┌──
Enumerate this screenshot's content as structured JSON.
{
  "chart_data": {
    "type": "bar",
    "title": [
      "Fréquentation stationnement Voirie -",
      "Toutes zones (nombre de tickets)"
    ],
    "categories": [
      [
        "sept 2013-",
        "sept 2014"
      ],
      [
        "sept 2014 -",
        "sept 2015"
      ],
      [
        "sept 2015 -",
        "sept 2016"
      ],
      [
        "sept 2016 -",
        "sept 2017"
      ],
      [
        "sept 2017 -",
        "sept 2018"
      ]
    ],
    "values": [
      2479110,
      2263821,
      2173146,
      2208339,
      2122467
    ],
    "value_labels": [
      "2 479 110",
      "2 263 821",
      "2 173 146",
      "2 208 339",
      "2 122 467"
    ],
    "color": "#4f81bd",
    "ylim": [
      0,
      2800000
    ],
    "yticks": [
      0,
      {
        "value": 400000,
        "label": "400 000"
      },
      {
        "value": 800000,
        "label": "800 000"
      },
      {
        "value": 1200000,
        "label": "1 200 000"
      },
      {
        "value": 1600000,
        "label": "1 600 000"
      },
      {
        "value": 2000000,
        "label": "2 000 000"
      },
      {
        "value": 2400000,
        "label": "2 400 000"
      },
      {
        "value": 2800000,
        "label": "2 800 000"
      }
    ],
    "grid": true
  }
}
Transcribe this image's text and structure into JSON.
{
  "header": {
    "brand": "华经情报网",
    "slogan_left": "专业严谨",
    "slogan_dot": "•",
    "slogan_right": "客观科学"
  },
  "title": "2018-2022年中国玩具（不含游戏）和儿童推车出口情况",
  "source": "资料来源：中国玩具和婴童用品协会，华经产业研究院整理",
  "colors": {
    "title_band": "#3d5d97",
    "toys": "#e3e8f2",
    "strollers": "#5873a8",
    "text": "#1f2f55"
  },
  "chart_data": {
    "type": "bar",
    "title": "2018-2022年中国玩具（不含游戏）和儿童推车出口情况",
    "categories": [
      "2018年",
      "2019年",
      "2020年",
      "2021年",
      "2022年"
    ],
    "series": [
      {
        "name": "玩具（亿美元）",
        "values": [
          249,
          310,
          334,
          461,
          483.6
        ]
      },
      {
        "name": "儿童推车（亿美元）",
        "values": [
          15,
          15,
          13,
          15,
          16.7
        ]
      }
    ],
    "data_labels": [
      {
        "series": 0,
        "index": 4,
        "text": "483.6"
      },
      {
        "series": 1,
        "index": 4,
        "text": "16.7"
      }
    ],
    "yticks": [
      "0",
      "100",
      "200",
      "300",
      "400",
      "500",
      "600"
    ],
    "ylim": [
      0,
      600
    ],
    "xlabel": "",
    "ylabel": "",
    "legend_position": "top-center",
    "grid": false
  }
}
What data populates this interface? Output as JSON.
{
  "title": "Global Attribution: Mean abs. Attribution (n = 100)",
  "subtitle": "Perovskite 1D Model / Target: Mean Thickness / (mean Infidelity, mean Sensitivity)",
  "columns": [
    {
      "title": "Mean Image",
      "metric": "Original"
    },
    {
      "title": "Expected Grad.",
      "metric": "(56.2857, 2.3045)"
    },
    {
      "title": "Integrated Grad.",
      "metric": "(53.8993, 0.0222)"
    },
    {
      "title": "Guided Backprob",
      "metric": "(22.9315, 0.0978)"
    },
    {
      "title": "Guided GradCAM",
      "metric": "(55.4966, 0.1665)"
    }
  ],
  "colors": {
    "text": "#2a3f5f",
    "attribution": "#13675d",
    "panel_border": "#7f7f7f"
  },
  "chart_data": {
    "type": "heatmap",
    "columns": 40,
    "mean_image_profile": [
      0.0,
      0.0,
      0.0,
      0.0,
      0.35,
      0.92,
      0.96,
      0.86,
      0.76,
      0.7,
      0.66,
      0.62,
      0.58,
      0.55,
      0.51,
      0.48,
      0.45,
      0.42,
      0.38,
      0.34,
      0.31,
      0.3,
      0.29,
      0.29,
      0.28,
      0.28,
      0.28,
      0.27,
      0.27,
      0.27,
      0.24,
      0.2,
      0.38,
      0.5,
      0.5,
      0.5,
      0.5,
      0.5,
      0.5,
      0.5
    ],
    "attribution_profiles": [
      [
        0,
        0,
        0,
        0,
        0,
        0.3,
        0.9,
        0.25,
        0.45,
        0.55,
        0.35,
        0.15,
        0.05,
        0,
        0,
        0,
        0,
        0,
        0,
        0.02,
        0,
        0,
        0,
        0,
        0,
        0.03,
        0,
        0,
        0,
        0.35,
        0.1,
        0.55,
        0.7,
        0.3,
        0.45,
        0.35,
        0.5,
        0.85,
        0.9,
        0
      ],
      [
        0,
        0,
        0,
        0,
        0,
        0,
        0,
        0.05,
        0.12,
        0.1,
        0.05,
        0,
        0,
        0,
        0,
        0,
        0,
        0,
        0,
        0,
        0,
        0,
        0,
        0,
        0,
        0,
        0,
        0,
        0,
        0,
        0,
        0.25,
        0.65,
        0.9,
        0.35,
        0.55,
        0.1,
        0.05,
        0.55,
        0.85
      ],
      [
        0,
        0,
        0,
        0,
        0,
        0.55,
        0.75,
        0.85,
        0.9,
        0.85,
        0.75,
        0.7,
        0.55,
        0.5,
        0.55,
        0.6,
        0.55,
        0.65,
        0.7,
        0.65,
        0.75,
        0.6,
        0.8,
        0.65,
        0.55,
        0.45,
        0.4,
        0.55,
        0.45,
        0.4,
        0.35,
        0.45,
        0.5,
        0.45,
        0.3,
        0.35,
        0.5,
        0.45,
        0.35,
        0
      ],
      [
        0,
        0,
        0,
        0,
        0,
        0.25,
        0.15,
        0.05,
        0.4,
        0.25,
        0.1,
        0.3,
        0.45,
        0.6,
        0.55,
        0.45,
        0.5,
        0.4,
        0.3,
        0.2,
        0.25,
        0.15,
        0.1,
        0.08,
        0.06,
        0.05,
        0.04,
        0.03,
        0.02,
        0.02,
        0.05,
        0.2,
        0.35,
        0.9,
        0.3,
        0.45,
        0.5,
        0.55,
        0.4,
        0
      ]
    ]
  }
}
└──
## TASK INSTRUCTIONS:
Reproduce the entries above in full, verbatim.

## EXERCISE ANSWER:
Enumerate this screenshot's content as structured JSON.
{
  "chart_data": {
    "type": "bar",
    "title": [
      "Fréquentation stationnement Voirie -",
      "Toutes zones (nombre de tickets)"
    ],
    "categories": [
      [
        "sept 2013-",
        "sept 2014"
      ],
      [
        "sept 2014 -",
        "sept 2015"
      ],
      [
        "sept 2015 -",
        "sept 2016"
      ],
      [
        "sept 2016 -",
        "sept 2017"
      ],
      [
        "sept 2017 -",
        "sept 2018"
      ]
    ],
    "values": [
      2479110,
      2263821,
      2173146,
      2208339,
      2122467
    ],
    "value_labels": [
      "2 479 110",
      "2 263 821",
      "2 173 146",
      "2 208 339",
      "2 122 467"
    ],
    "color": "#4f81bd",
    "ylim": [
      0,
      2800000
    ],
    "yticks": [
      0,
      {
        "value": 400000,
        "label": "400 000"
      },
      {
        "value": 800000,
        "label": "800 000"
      },
      {
        "value": 1200000,
        "label": "1 200 000"
      },
      {
        "value": 1600000,
        "label": "1 600 000"
      },
      {
        "value": 2000000,
        "label": "2 000 000"
      },
      {
        "value": 2400000,
        "label": "2 400 000"
      },
      {
        "value": 2800000,
        "label": "2 800 000"
      }
    ],
    "grid": true
  }
}
Transcribe this image's text and structure into JSON.
{
  "header": {
    "brand": "华经情报网",
    "slogan_left": "专业严谨",
    "slogan_dot": "•",
    "slogan_right": "客观科学"
  },
  "title": "2018-2022年中国玩具（不含游戏）和儿童推车出口情况",
  "source": "资料来源：中国玩具和婴童用品协会，华经产业研究院整理",
  "colors": {
    "title_band": "#3d5d97",
    "toys": "#e3e8f2",
    "strollers": "#5873a8",
    "text": "#1f2f55"
  },
  "chart_data": {
    "type": "bar",
    "title": "2018-2022年中国玩具（不含游戏）和儿童推车出口情况",
    "categories": [
      "2018年",
      "2019年",
      "2020年",
      "2021年",
      "2022年"
    ],
    "series": [
      {
        "name": "玩具（亿美元）",
        "values": [
          249,
          310,
          334,
          461,
          483.6
        ]
      },
      {
        "name": "儿童推车（亿美元）",
        "values": [
          15,
          15,
          13,
          15,
          16.7
        ]
      }
    ],
    "data_labels": [
      {
        "series": 0,
        "index": 4,
        "text": "483.6"
      },
      {
        "series": 1,
        "index": 4,
        "text": "16.7"
      }
    ],
    "yticks": [
      "0",
      "100",
      "200",
      "300",
      "400",
      "500",
      "600"
    ],
    "ylim": [
      0,
      600
    ],
    "xlabel": "",
    "ylabel": "",
    "legend_position": "top-center",
    "grid": false
  }
}
What data populates this interface? Output as JSON.
{
  "title": "Global Attribution: Mean abs. Attribution (n = 100)",
  "subtitle": "Perovskite 1D Model / Target: Mean Thickness / (mean Infidelity, mean Sensitivity)",
  "columns": [
    {
      "title": "Mean Image",
      "metric": "Original"
    },
    {
      "title": "Expected Grad.",
      "metric": "(56.2857, 2.3045)"
    },
    {
      "title": "Integrated Grad.",
      "metric": "(53.8993, 0.0222)"
    },
    {
      "title": "Guided Backprob",
      "metric": "(22.9315, 0.0978)"
    },
    {
      "title": "Guided GradCAM",
      "metric": "(55.4966, 0.1665)"
    }
  ],
  "colors": {
    "text": "#2a3f5f",
    "attribution": "#13675d",
    "panel_border": "#7f7f7f"
  },
  "chart_data": {
    "type": "heatmap",
    "columns": 40,
    "mean_image_profile": [
      0.0,
      0.0,
      0.0,
      0.0,
      0.35,
      0.92,
      0.96,
      0.86,
      0.76,
      0.7,
      0.66,
      0.62,
      0.58,
      0.55,
      0.51,
      0.48,
      0.45,
      0.42,
      0.38,
      0.34,
      0.31,
      0.3,
      0.29,
      0.29,
      0.28,
      0.28,
      0.28,
      0.27,
      0.27,
      0.27,
      0.24,
      0.2,
      0.38,
      0.5,
      0.5,
      0.5,
      0.5,
      0.5,
      0.5,
      0.5
    ],
    "attribution_profiles": [
      [
        0,
        0,
        0,
        0,
        0,
        0.3,
        0.9,
        0.25,
        0.45,
        0.55,
        0.35,
        0.15,
        0.05,
        0,
        0,
        0,
        0,
        0,
        0,
        0.02,
        0,
        0,
        0,
        0,
        0,
        0.03,
        0,
        0,
        0,
        0.35,
        0.1,
        0.55,
        0.7,
        0.3,
        0.45,
        0.35,
        0.5,
        0.85,
        0.9,
        0
      ],
      [
        0,
        0,
        0,
        0,
        0,
        0,
        0,
        0.05,
        0.12,
        0.1,
        0.05,
        0,
        0,
        0,
        0,
        0,
        0,
        0,
        0,
        0,
        0,
        0,
        0,
        0,
        0,
        0,
        0,
        0,
        0,
        0,
        0,
        0.25,
        0.65,
        0.9,
        0.35,
        0.55,
        0.1,
        0.05,
        0.55,
        0.85
      ],
      [
        0,
        0,
        0,
        0,
        0,
        0.55,
        0.75,
        0.85,
        0.9,
        0.85,
        0.75,
        0.7,
        0.55,
        0.5,
        0.55,
        0.6,
        0.55,
        0.65,
        0.7,
        0.65,
        0.75,
        0.6,
        0.8,
        0.65,
        0.55,
        0.45,
        0.4,
        0.55,
        0.45,
        0.4,
        0.35,
        0.45,
        0.5,
        0.45,
        0.3,
        0.35,
        0.5,
        0.45,
        0.35,
        0
      ],
      [
        0,
        0,
        0,
        0,
        0,
        0.25,
        0.15,
        0.05,
        0.4,
        0.25,
        0.1,
        0.3,
        0.45,
        0.6,
        0.55,
        0.45,
        0.5,
        0.4,
        0.3,
        0.2,
        0.25,
        0.15,
        0.1,
        0.08,
        0.06,
        0.05,
        0.04,
        0.03,
        0.02,
        0.02,
        0.05,
        0.2,
        0.35,
        0.9,
        0.3,
        0.45,
        0.5,
        0.55,
        0.4,
        0
      ]
    ]
  }
}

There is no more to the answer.